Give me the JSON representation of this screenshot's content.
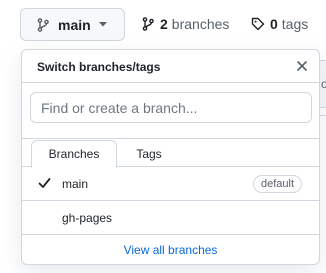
{
  "branch_selector": {
    "current_branch": "main",
    "branch_icon": "git-branch-icon",
    "caret_icon": "triangle-down-icon"
  },
  "branches_link": {
    "count": "2",
    "label": "branches",
    "icon": "git-branch-icon"
  },
  "tags_link": {
    "count": "0",
    "label": "tags",
    "icon": "tag-icon"
  },
  "background": {
    "fragment_text": "or"
  },
  "dropdown": {
    "title": "Switch branches/tags",
    "close_icon": "x-icon",
    "filter_placeholder": "Find or create a branch...",
    "filter_value": "",
    "tabs": [
      {
        "label": "Branches",
        "selected": true
      },
      {
        "label": "Tags",
        "selected": false
      }
    ],
    "items": [
      {
        "name": "main",
        "checked": true,
        "badge": "default"
      },
      {
        "name": "gh-pages",
        "checked": false,
        "badge": ""
      }
    ],
    "view_all_label": "View all branches",
    "check_icon": "check-icon"
  },
  "colors": {
    "accent_link": "#0969da",
    "border": "#d0d7de",
    "button_bg": "#f6f8fa",
    "text": "#1f2328",
    "muted_text": "#57606a"
  }
}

### DO THIS
Report all lines of the material that contain the word "icon".

### CORRECT OUTPUT
    "branch_icon": "git-branch-icon",
    "caret_icon": "triangle-down-icon"
    "icon": "git-branch-icon"
    "icon": "tag-icon"
    "close_icon": "x-icon",
    "check_icon": "check-icon"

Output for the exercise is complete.